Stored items
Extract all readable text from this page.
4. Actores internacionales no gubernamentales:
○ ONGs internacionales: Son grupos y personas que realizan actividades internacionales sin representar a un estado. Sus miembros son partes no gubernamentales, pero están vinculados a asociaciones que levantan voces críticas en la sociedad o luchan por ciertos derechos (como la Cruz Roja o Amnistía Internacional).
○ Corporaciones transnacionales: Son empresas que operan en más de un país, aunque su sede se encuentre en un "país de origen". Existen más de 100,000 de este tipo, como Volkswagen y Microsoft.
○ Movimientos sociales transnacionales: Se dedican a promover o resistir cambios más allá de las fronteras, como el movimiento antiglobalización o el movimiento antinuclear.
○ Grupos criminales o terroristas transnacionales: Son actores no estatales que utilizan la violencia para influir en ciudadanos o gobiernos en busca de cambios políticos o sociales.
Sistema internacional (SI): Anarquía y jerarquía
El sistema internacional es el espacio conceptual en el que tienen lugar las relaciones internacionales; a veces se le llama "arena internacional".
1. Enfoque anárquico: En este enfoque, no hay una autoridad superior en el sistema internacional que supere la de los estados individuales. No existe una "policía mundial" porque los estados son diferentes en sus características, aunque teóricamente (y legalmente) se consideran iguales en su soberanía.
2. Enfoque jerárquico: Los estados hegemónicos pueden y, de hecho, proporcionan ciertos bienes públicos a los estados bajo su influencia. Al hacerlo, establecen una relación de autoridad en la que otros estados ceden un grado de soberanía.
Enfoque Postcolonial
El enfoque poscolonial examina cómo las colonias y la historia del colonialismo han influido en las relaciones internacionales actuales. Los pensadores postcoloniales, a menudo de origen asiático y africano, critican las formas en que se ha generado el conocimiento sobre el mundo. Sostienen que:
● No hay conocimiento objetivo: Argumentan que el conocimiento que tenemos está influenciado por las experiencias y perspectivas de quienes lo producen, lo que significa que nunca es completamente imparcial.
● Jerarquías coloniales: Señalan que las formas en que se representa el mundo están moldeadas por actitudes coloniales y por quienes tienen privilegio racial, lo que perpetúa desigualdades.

EXERCISE TASK: Repeat the listing in full, keeping every line exactly as it is.

EXERCISE RESULT:
Extract all readable text from this page.
4. Actores internacionales no gubernamentales:
○ ONGs internacionales: Son grupos y personas que realizan actividades internacionales sin representar a un estado. Sus miembros son partes no gubernamentales, pero están vinculados a asociaciones que levantan voces críticas en la sociedad o luchan por ciertos derechos (como la Cruz Roja o Amnistía Internacional).
○ Corporaciones transnacionales: Son empresas que operan en más de un país, aunque su sede se encuentre en un "país de origen". Existen más de 100,000 de este tipo, como Volkswagen y Microsoft.
○ Movimientos sociales transnacionales: Se dedican a promover o resistir cambios más allá de las fronteras, como el movimiento antiglobalización o el movimiento antinuclear.
○ Grupos criminales o terroristas transnacionales: Son actores no estatales que utilizan la violencia para influir en ciudadanos o gobiernos en busca de cambios políticos o sociales.
Sistema internacional (SI): Anarquía y jerarquía
El sistema internacional es el espacio conceptual en el que tienen lugar las relaciones internacionales; a veces se le llama "arena internacional".
1. Enfoque anárquico: En este enfoque, no hay una autoridad superior en el sistema internacional que supere la de los estados individuales. No existe una "policía mundial" porque los estados son diferentes en sus características, aunque teóricamente (y legalmente) se consideran iguales en su soberanía.
2. Enfoque jerárquico: Los estados hegemónicos pueden y, de hecho, proporcionan ciertos bienes públicos a los estados bajo su influencia. Al hacerlo, establecen una relación de autoridad en la que otros estados ceden un grado de soberanía.
Enfoque Postcolonial
El enfoque poscolonial examina cómo las colonias y la historia del colonialismo han influido en las relaciones internacionales actuales. Los pensadores postcoloniales, a menudo de origen asiático y africano, critican las formas en que se ha generado el conocimiento sobre el mundo. Sostienen que:
● No hay conocimiento objetivo: Argumentan que el conocimiento que tenemos está influenciado por las experiencias y perspectivas de quienes lo producen, lo que significa que nunca es completamente imparcial.
● Jerarquías coloniales: Señalan que las formas en que se representa el mundo están moldeadas por actitudes coloniales y por quienes tienen privilegio racial, lo que perpetúa desigualdades.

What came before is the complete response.